═══ MATERIAL
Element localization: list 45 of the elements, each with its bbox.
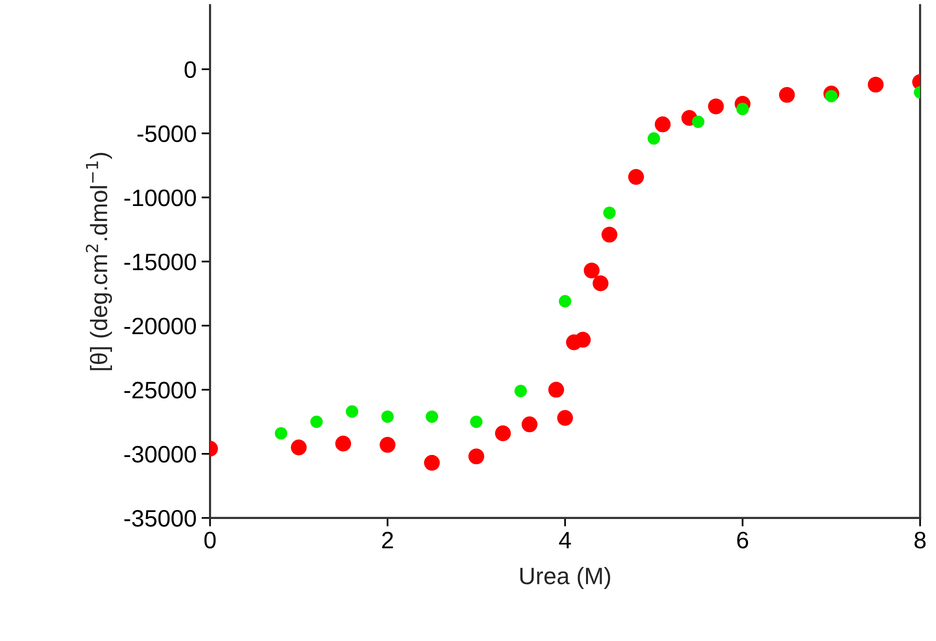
point — [381, 410, 394, 423]
point — [310, 416, 323, 428]
x-tick-label: 4 — [559, 532, 571, 548]
point — [648, 132, 660, 145]
y-tick-label: -25000 — [124, 382, 196, 399]
point — [557, 410, 573, 426]
point — [514, 384, 527, 398]
x-tick-label: 0 — [204, 532, 216, 548]
y-tick-label: -30000 — [124, 446, 196, 463]
point — [779, 86, 795, 103]
point — [628, 169, 644, 185]
point — [380, 436, 396, 453]
x-axis-title: Urea (M) — [520, 567, 610, 590]
y-tick-label: -15000 — [124, 254, 196, 270]
point — [346, 405, 358, 418]
y-tick-label: 0 — [184, 61, 196, 78]
point — [584, 262, 600, 278]
point — [558, 295, 572, 308]
point — [602, 226, 618, 243]
point — [470, 416, 483, 428]
point — [692, 116, 704, 128]
y-tick-label: -10000 — [124, 189, 196, 206]
point — [424, 454, 440, 471]
point — [335, 436, 352, 452]
point — [548, 382, 564, 398]
point — [868, 76, 884, 93]
point — [603, 206, 616, 220]
point — [290, 440, 307, 456]
point — [574, 332, 591, 348]
point — [468, 448, 484, 464]
point — [495, 425, 511, 442]
point — [592, 275, 608, 292]
x-tick-label: 8 — [914, 532, 926, 548]
x-tick-label: 2 — [382, 532, 393, 548]
y-tick-label: -20000 — [124, 318, 196, 334]
point — [736, 102, 749, 116]
point — [274, 427, 288, 440]
y-axis-title: [θ] (deg.cm$^{2}$.dmol$^{−1}$) — [86, 152, 112, 370]
y-tick-label: -35000 — [124, 510, 196, 527]
point — [522, 416, 538, 432]
y-tick-label: -5000 — [138, 125, 196, 142]
point — [654, 116, 671, 132]
point — [426, 410, 438, 423]
x-tick-label: 6 — [737, 532, 748, 548]
point — [708, 98, 724, 114]
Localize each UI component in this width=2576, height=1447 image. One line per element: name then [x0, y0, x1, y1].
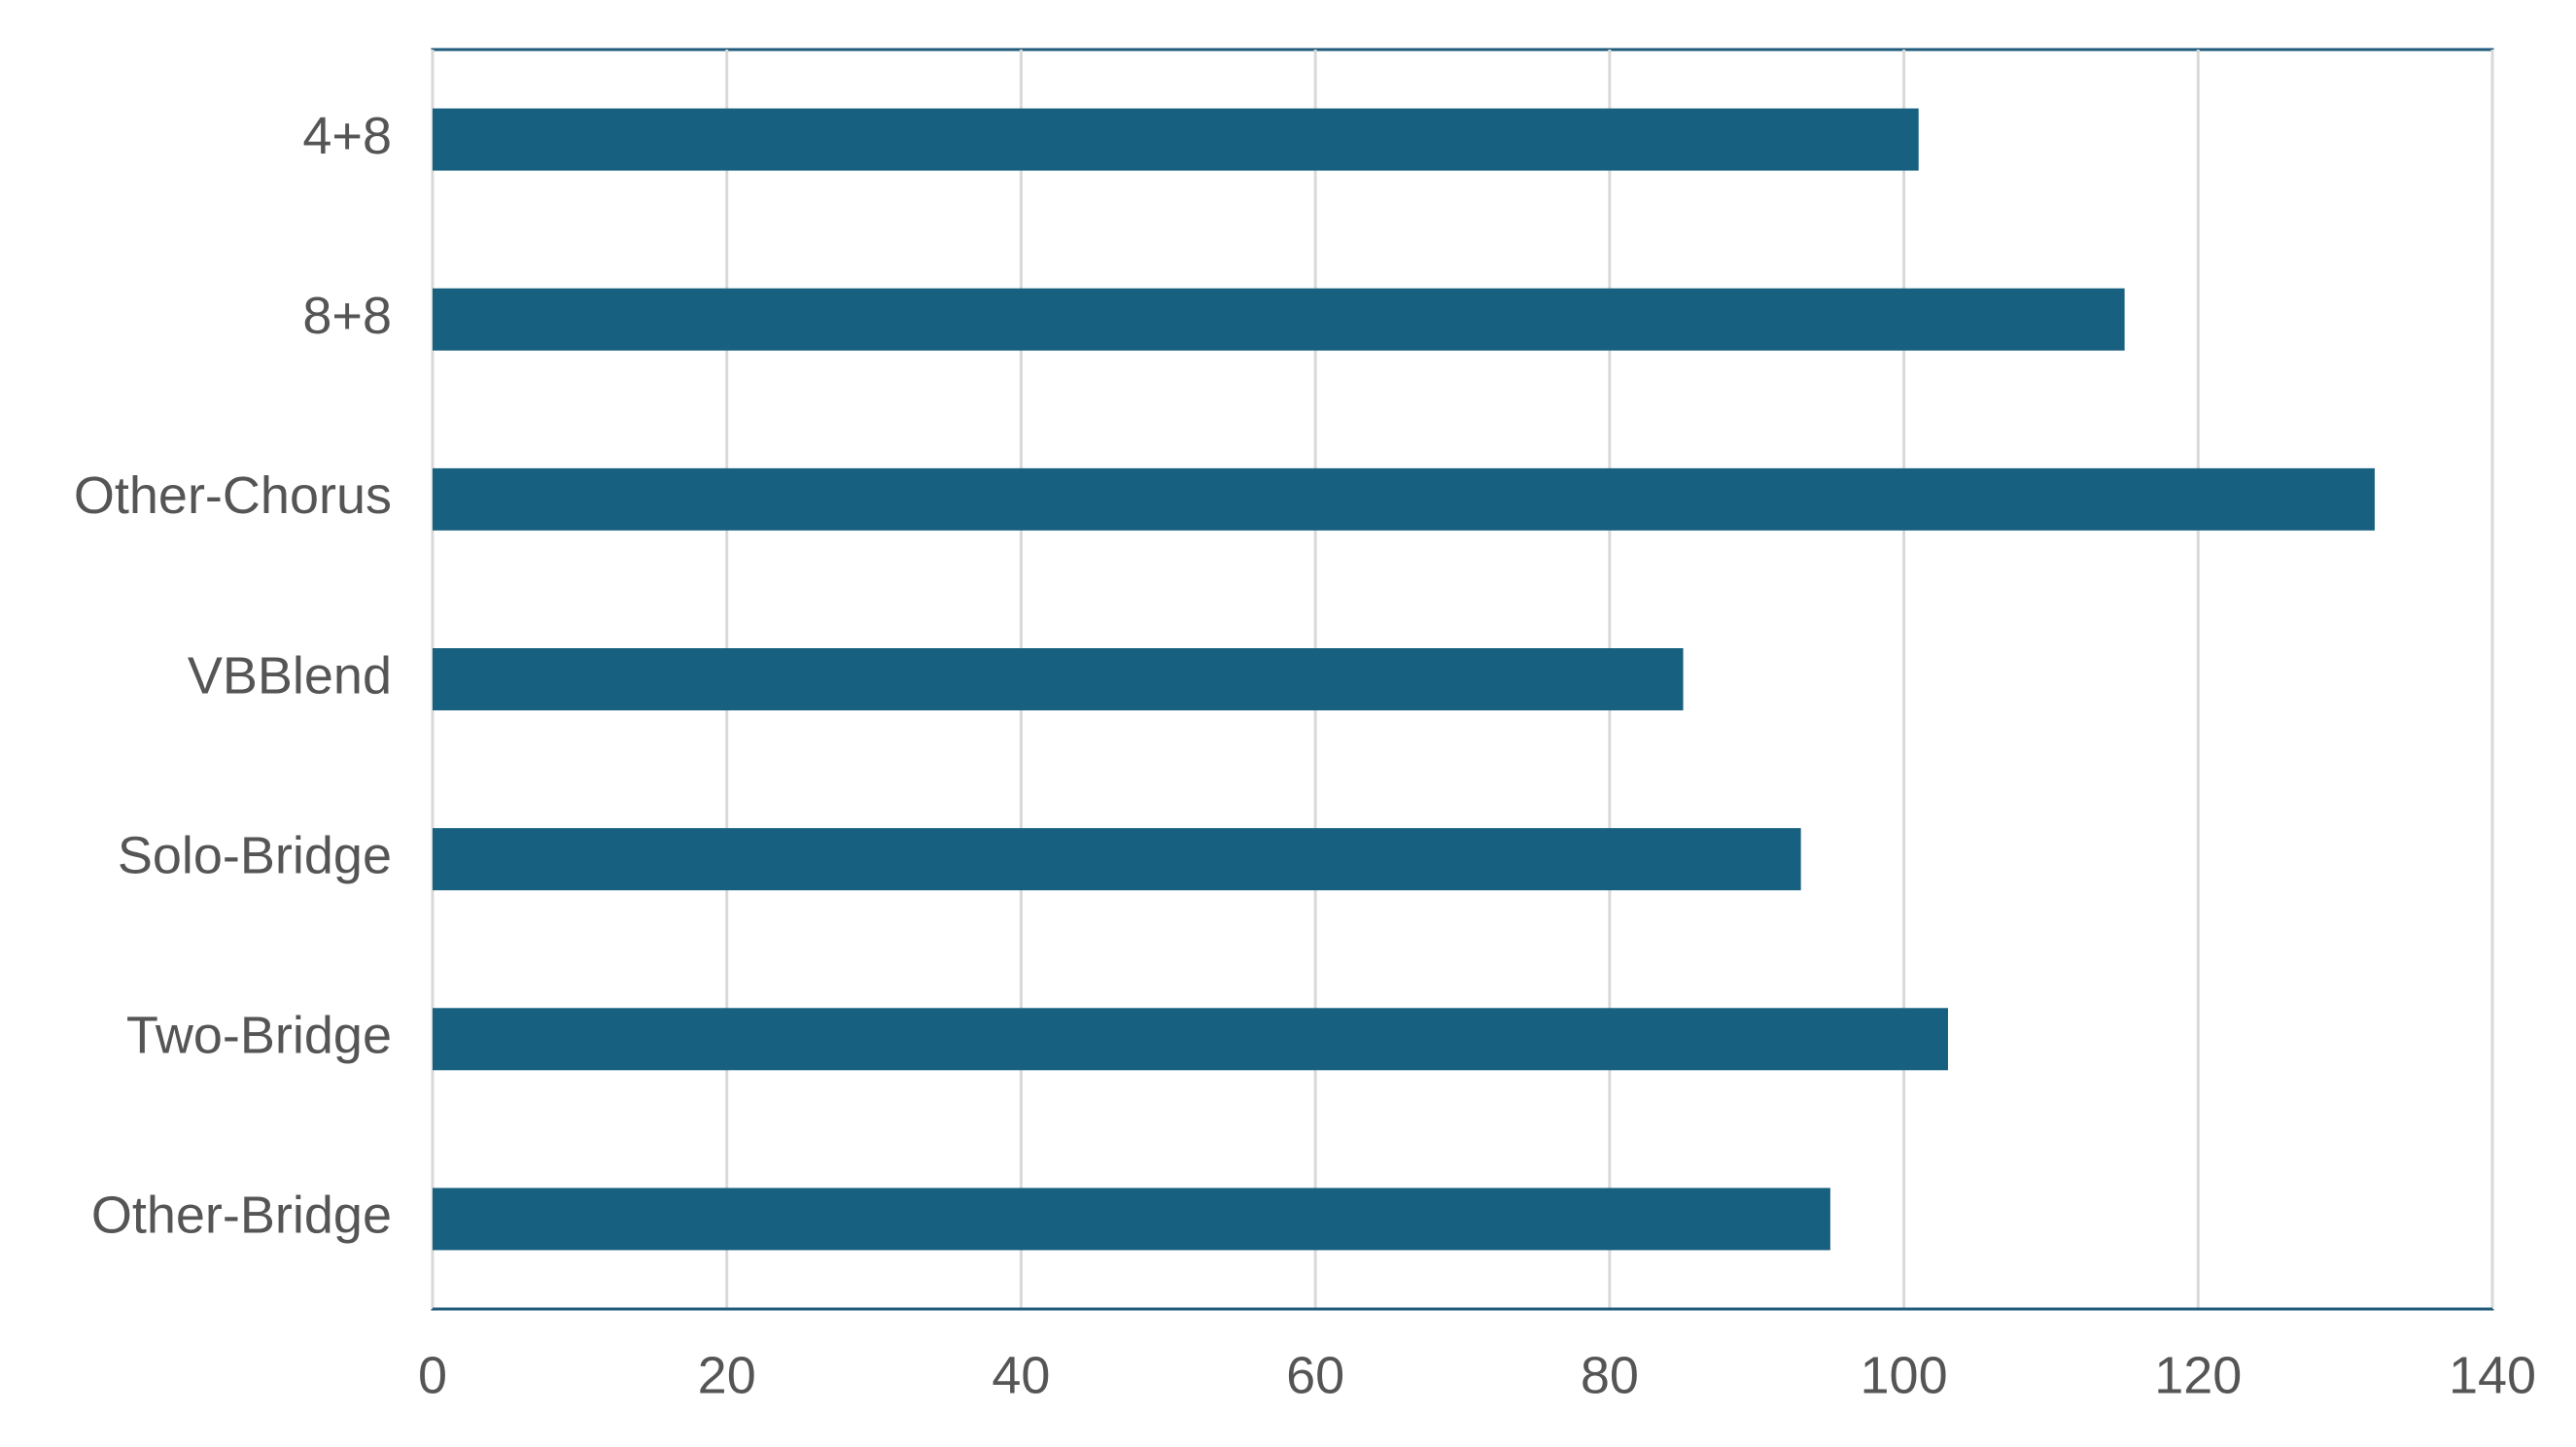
x-tick-label: 100: [1861, 1346, 1948, 1404]
x-tick-label: 20: [698, 1346, 756, 1404]
y-tick-label: Other-Chorus: [74, 466, 392, 525]
bar: [433, 648, 1684, 710]
x-tick-label: 0: [418, 1346, 447, 1404]
y-tick-label: 4+8: [302, 107, 392, 165]
bar: [433, 467, 2375, 531]
y-tick-label: Solo-Bridge: [118, 826, 392, 884]
bar: [433, 108, 1919, 171]
bar: [433, 1188, 1830, 1251]
bar: [433, 1008, 1948, 1071]
y-tick-label: Two-Bridge: [126, 1007, 392, 1065]
y-tick-label: Other-Bridge: [91, 1187, 392, 1245]
x-tick-label: 80: [1581, 1346, 1639, 1404]
x-tick-label: 120: [2154, 1346, 2242, 1404]
x-tick-label: 40: [992, 1346, 1050, 1404]
x-tick-label: 140: [2449, 1346, 2536, 1404]
bar: [433, 828, 1801, 891]
y-tick-label: VBBlend: [188, 646, 392, 705]
bar: [433, 288, 2125, 351]
x-tick-label: 60: [1286, 1346, 1344, 1404]
y-tick-label: 8+8: [302, 287, 392, 345]
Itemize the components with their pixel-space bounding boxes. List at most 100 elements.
══════
## BRIEF
Please copy every line of the records above word for word, leaving out the pictures.

## FINISHED EXERCISE
Element localization: list 45 of the elements, each with its bbox.
point — [381, 410, 394, 423]
point — [310, 416, 323, 428]
x-tick-label: 4 — [559, 532, 571, 548]
point — [648, 132, 660, 145]
y-tick-label: -25000 — [124, 382, 196, 399]
point — [557, 410, 573, 426]
point — [514, 384, 527, 398]
x-tick-label: 0 — [204, 532, 216, 548]
y-tick-label: -30000 — [124, 446, 196, 463]
point — [779, 86, 795, 103]
point — [628, 169, 644, 185]
point — [380, 436, 396, 453]
x-axis-title: Urea (M) — [520, 567, 610, 590]
y-tick-label: -15000 — [124, 254, 196, 270]
point — [346, 405, 358, 418]
y-tick-label: 0 — [184, 61, 196, 78]
point — [584, 262, 600, 278]
point — [558, 295, 572, 308]
point — [602, 226, 618, 243]
point — [470, 416, 483, 428]
point — [692, 116, 704, 128]
y-tick-label: -10000 — [124, 189, 196, 206]
point — [424, 454, 440, 471]
point — [335, 436, 352, 452]
point — [548, 382, 564, 398]
point — [868, 76, 884, 93]
point — [603, 206, 616, 220]
point — [290, 440, 307, 456]
point — [574, 332, 591, 348]
point — [468, 448, 484, 464]
point — [495, 425, 511, 442]
point — [592, 275, 608, 292]
x-tick-label: 8 — [914, 532, 926, 548]
x-tick-label: 2 — [382, 532, 393, 548]
y-tick-label: -20000 — [124, 318, 196, 334]
point — [736, 102, 749, 116]
point — [274, 427, 288, 440]
y-axis-title: [θ] (deg.cm$^{2}$.dmol$^{−1}$) — [86, 152, 112, 370]
y-tick-label: -35000 — [124, 510, 196, 527]
point — [522, 416, 538, 432]
y-tick-label: -5000 — [138, 125, 196, 142]
point — [654, 116, 671, 132]
point — [426, 410, 438, 423]
x-tick-label: 6 — [737, 532, 748, 548]
point — [708, 98, 724, 114]
Localize each UI component in this width=2576, height=1447 image. One line per element: name then [x0, y0, x1, y1].
x-tick-label: 100: [1861, 1346, 1948, 1404]
x-tick-label: 20: [698, 1346, 756, 1404]
y-tick-label: Other-Chorus: [74, 466, 392, 525]
bar: [433, 648, 1684, 710]
x-tick-label: 0: [418, 1346, 447, 1404]
y-tick-label: 4+8: [302, 107, 392, 165]
bar: [433, 467, 2375, 531]
y-tick-label: Solo-Bridge: [118, 826, 392, 884]
bar: [433, 108, 1919, 171]
bar: [433, 1188, 1830, 1251]
bar: [433, 1008, 1948, 1071]
y-tick-label: Two-Bridge: [126, 1007, 392, 1065]
y-tick-label: Other-Bridge: [91, 1187, 392, 1245]
x-tick-label: 80: [1581, 1346, 1639, 1404]
x-tick-label: 120: [2154, 1346, 2242, 1404]
x-tick-label: 40: [992, 1346, 1050, 1404]
x-tick-label: 140: [2449, 1346, 2536, 1404]
bar: [433, 828, 1801, 891]
y-tick-label: VBBlend: [188, 646, 392, 705]
bar: [433, 288, 2125, 351]
x-tick-label: 60: [1286, 1346, 1344, 1404]
y-tick-label: 8+8: [302, 287, 392, 345]
Itemize the components with their pixel-space bounding boxes. List at most 100 elements.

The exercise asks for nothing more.